TASK REQUIREMENTS
Without the images, output each record below as it stands.

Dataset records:
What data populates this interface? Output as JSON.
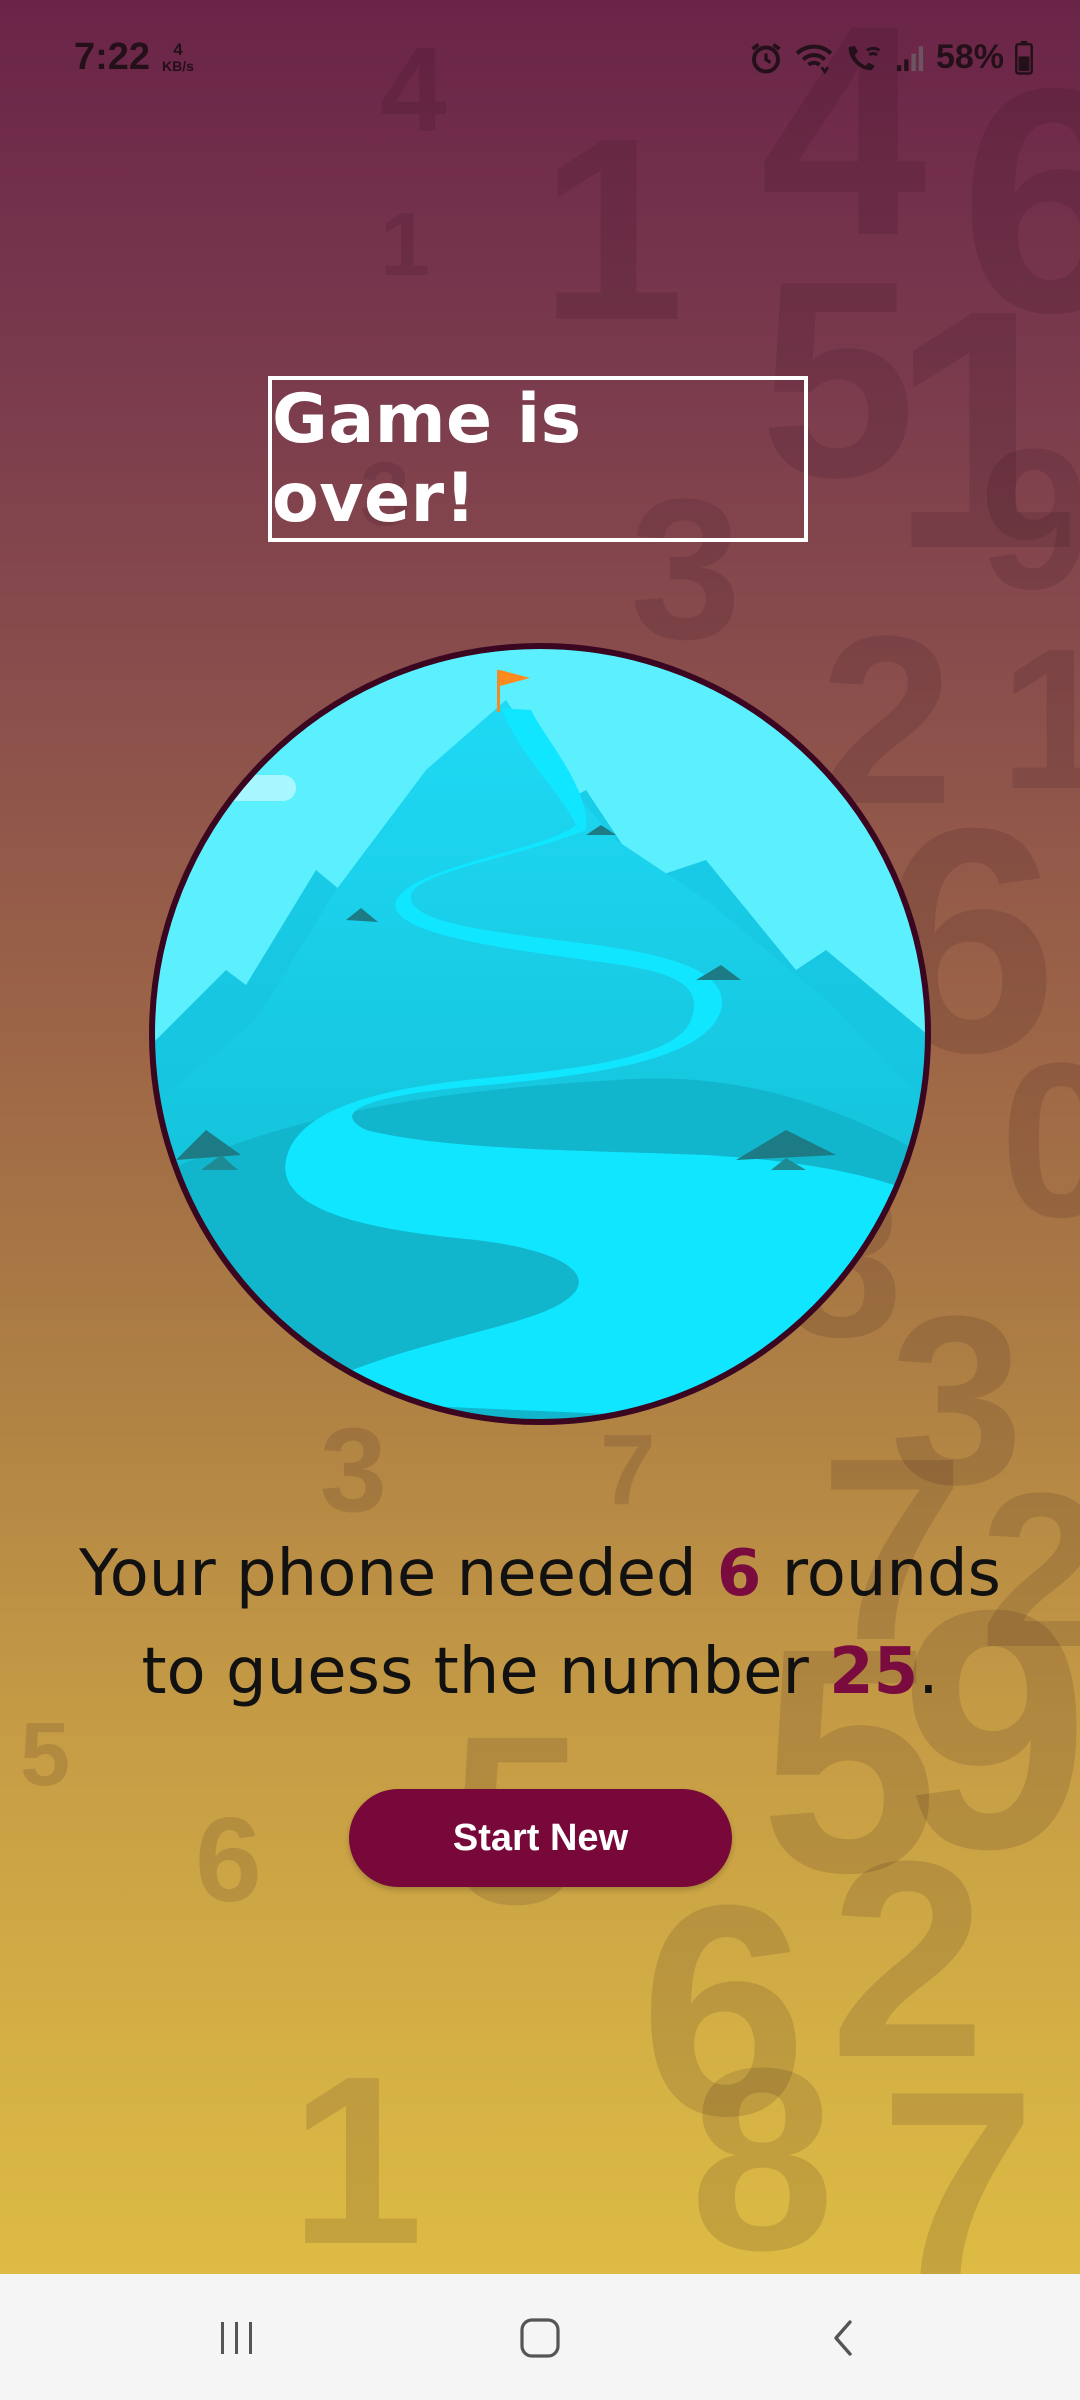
{
  "status_bar": {
    "time": "7:22",
    "net_speed_value": "4",
    "net_speed_unit": "KB/s",
    "battery": "58%"
  },
  "title": "Game is over!",
  "summary": {
    "prefix": "Your phone needed ",
    "rounds": "6",
    "middle": " rounds to guess the number ",
    "number": "25",
    "suffix": "."
  },
  "button": {
    "label": "Start New"
  },
  "colors": {
    "accent": "#770839",
    "highlight": "#7a0b3e",
    "sky": "#5cf0ff",
    "water": "#10e6ff"
  },
  "icons": {
    "status": [
      "alarm-icon",
      "wifi-icon",
      "wifi-calling-icon",
      "signal-icon",
      "battery-icon"
    ],
    "nav": [
      "recents-icon",
      "home-icon",
      "back-icon"
    ]
  }
}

SOLUTION
What data populates this interface? Output as JSON.
{
  "status_bar": {
    "time": "7:22",
    "net_speed_value": "4",
    "net_speed_unit": "KB/s",
    "battery": "58%"
  },
  "title": "Game is over!",
  "summary": {
    "prefix": "Your phone needed ",
    "rounds": "6",
    "middle": " rounds to guess the number ",
    "number": "25",
    "suffix": "."
  },
  "button": {
    "label": "Start New"
  },
  "colors": {
    "accent": "#770839",
    "highlight": "#7a0b3e",
    "sky": "#5cf0ff",
    "water": "#10e6ff"
  },
  "icons": {
    "status": [
      "alarm-icon",
      "wifi-icon",
      "wifi-calling-icon",
      "signal-icon",
      "battery-icon"
    ],
    "nav": [
      "recents-icon",
      "home-icon",
      "back-icon"
    ]
  }
}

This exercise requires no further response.